Dataset entries:
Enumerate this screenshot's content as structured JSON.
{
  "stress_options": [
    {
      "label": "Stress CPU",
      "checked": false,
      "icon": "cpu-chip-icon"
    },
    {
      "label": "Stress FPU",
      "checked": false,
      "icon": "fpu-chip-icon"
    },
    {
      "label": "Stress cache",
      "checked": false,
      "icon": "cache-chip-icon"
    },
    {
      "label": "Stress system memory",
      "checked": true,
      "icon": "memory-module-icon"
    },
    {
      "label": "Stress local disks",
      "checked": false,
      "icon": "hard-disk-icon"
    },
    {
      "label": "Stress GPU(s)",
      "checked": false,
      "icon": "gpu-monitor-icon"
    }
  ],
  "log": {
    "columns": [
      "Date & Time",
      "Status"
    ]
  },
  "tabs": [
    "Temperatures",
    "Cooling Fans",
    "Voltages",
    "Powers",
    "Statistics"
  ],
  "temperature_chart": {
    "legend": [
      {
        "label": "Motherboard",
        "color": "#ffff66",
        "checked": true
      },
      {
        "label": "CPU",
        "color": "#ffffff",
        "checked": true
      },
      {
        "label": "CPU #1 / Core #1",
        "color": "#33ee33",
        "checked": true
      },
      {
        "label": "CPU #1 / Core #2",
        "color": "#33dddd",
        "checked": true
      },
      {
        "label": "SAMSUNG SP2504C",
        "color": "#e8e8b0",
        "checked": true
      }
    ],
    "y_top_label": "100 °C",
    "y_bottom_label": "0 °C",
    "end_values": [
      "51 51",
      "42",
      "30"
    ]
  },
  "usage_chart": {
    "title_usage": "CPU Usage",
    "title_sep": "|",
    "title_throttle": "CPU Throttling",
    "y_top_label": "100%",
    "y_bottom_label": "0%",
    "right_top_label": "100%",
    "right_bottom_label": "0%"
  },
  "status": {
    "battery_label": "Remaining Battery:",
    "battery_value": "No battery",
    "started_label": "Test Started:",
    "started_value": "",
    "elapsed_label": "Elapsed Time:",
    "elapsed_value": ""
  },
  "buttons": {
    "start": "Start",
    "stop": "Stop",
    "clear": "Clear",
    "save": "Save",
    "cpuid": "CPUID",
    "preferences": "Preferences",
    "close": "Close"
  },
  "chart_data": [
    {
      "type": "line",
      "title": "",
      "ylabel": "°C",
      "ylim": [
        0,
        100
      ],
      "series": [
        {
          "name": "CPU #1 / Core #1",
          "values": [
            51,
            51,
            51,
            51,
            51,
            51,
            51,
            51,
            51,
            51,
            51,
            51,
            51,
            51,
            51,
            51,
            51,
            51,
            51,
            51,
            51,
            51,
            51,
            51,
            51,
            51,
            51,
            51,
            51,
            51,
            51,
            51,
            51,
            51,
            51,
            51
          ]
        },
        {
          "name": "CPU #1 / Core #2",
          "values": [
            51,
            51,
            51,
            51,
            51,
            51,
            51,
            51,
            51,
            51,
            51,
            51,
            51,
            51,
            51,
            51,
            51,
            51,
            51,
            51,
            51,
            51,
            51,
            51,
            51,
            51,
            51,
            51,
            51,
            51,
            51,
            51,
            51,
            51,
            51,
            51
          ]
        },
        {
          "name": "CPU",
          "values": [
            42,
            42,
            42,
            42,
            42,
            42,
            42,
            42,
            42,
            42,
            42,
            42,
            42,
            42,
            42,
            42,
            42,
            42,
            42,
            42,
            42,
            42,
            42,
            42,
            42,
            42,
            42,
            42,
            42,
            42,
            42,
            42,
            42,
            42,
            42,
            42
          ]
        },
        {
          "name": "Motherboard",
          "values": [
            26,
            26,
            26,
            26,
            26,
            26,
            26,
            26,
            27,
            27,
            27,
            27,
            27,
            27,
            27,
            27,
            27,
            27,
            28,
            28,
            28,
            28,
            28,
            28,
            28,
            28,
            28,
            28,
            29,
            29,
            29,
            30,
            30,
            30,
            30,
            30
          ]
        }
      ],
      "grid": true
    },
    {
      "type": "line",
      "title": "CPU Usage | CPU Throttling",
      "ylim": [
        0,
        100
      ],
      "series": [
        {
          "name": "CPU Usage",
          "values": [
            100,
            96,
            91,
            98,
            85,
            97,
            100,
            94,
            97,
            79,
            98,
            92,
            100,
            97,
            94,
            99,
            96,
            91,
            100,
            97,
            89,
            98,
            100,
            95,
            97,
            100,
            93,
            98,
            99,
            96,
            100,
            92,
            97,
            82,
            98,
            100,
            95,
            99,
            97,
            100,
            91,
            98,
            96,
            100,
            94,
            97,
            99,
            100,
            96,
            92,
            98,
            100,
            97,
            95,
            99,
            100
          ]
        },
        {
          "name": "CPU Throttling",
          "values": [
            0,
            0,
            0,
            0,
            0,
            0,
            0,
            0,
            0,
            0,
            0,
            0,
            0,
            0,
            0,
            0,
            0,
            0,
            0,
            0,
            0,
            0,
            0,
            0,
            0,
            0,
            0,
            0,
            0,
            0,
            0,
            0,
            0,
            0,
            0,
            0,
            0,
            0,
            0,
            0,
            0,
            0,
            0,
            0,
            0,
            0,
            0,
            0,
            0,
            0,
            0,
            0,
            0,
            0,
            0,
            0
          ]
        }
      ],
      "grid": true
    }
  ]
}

### Aim of the exercise
Set all of the records down again, exactly as they stand.

### Solution to this exercise
Enumerate this screenshot's content as structured JSON.
{
  "stress_options": [
    {
      "label": "Stress CPU",
      "checked": false,
      "icon": "cpu-chip-icon"
    },
    {
      "label": "Stress FPU",
      "checked": false,
      "icon": "fpu-chip-icon"
    },
    {
      "label": "Stress cache",
      "checked": false,
      "icon": "cache-chip-icon"
    },
    {
      "label": "Stress system memory",
      "checked": true,
      "icon": "memory-module-icon"
    },
    {
      "label": "Stress local disks",
      "checked": false,
      "icon": "hard-disk-icon"
    },
    {
      "label": "Stress GPU(s)",
      "checked": false,
      "icon": "gpu-monitor-icon"
    }
  ],
  "log": {
    "columns": [
      "Date & Time",
      "Status"
    ]
  },
  "tabs": [
    "Temperatures",
    "Cooling Fans",
    "Voltages",
    "Powers",
    "Statistics"
  ],
  "temperature_chart": {
    "legend": [
      {
        "label": "Motherboard",
        "color": "#ffff66",
        "checked": true
      },
      {
        "label": "CPU",
        "color": "#ffffff",
        "checked": true
      },
      {
        "label": "CPU #1 / Core #1",
        "color": "#33ee33",
        "checked": true
      },
      {
        "label": "CPU #1 / Core #2",
        "color": "#33dddd",
        "checked": true
      },
      {
        "label": "SAMSUNG SP2504C",
        "color": "#e8e8b0",
        "checked": true
      }
    ],
    "y_top_label": "100 °C",
    "y_bottom_label": "0 °C",
    "end_values": [
      "51 51",
      "42",
      "30"
    ]
  },
  "usage_chart": {
    "title_usage": "CPU Usage",
    "title_sep": "|",
    "title_throttle": "CPU Throttling",
    "y_top_label": "100%",
    "y_bottom_label": "0%",
    "right_top_label": "100%",
    "right_bottom_label": "0%"
  },
  "status": {
    "battery_label": "Remaining Battery:",
    "battery_value": "No battery",
    "started_label": "Test Started:",
    "started_value": "",
    "elapsed_label": "Elapsed Time:",
    "elapsed_value": ""
  },
  "buttons": {
    "start": "Start",
    "stop": "Stop",
    "clear": "Clear",
    "save": "Save",
    "cpuid": "CPUID",
    "preferences": "Preferences",
    "close": "Close"
  },
  "chart_data": [
    {
      "type": "line",
      "title": "",
      "ylabel": "°C",
      "ylim": [
        0,
        100
      ],
      "series": [
        {
          "name": "CPU #1 / Core #1",
          "values": [
            51,
            51,
            51,
            51,
            51,
            51,
            51,
            51,
            51,
            51,
            51,
            51,
            51,
            51,
            51,
            51,
            51,
            51,
            51,
            51,
            51,
            51,
            51,
            51,
            51,
            51,
            51,
            51,
            51,
            51,
            51,
            51,
            51,
            51,
            51,
            51
          ]
        },
        {
          "name": "CPU #1 / Core #2",
          "values": [
            51,
            51,
            51,
            51,
            51,
            51,
            51,
            51,
            51,
            51,
            51,
            51,
            51,
            51,
            51,
            51,
            51,
            51,
            51,
            51,
            51,
            51,
            51,
            51,
            51,
            51,
            51,
            51,
            51,
            51,
            51,
            51,
            51,
            51,
            51,
            51
          ]
        },
        {
          "name": "CPU",
          "values": [
            42,
            42,
            42,
            42,
            42,
            42,
            42,
            42,
            42,
            42,
            42,
            42,
            42,
            42,
            42,
            42,
            42,
            42,
            42,
            42,
            42,
            42,
            42,
            42,
            42,
            42,
            42,
            42,
            42,
            42,
            42,
            42,
            42,
            42,
            42,
            42
          ]
        },
        {
          "name": "Motherboard",
          "values": [
            26,
            26,
            26,
            26,
            26,
            26,
            26,
            26,
            27,
            27,
            27,
            27,
            27,
            27,
            27,
            27,
            27,
            27,
            28,
            28,
            28,
            28,
            28,
            28,
            28,
            28,
            28,
            28,
            29,
            29,
            29,
            30,
            30,
            30,
            30,
            30
          ]
        }
      ],
      "grid": true
    },
    {
      "type": "line",
      "title": "CPU Usage | CPU Throttling",
      "ylim": [
        0,
        100
      ],
      "series": [
        {
          "name": "CPU Usage",
          "values": [
            100,
            96,
            91,
            98,
            85,
            97,
            100,
            94,
            97,
            79,
            98,
            92,
            100,
            97,
            94,
            99,
            96,
            91,
            100,
            97,
            89,
            98,
            100,
            95,
            97,
            100,
            93,
            98,
            99,
            96,
            100,
            92,
            97,
            82,
            98,
            100,
            95,
            99,
            97,
            100,
            91,
            98,
            96,
            100,
            94,
            97,
            99,
            100,
            96,
            92,
            98,
            100,
            97,
            95,
            99,
            100
          ]
        },
        {
          "name": "CPU Throttling",
          "values": [
            0,
            0,
            0,
            0,
            0,
            0,
            0,
            0,
            0,
            0,
            0,
            0,
            0,
            0,
            0,
            0,
            0,
            0,
            0,
            0,
            0,
            0,
            0,
            0,
            0,
            0,
            0,
            0,
            0,
            0,
            0,
            0,
            0,
            0,
            0,
            0,
            0,
            0,
            0,
            0,
            0,
            0,
            0,
            0,
            0,
            0,
            0,
            0,
            0,
            0,
            0,
            0,
            0,
            0,
            0,
            0
          ]
        }
      ],
      "grid": true
    }
  ]
}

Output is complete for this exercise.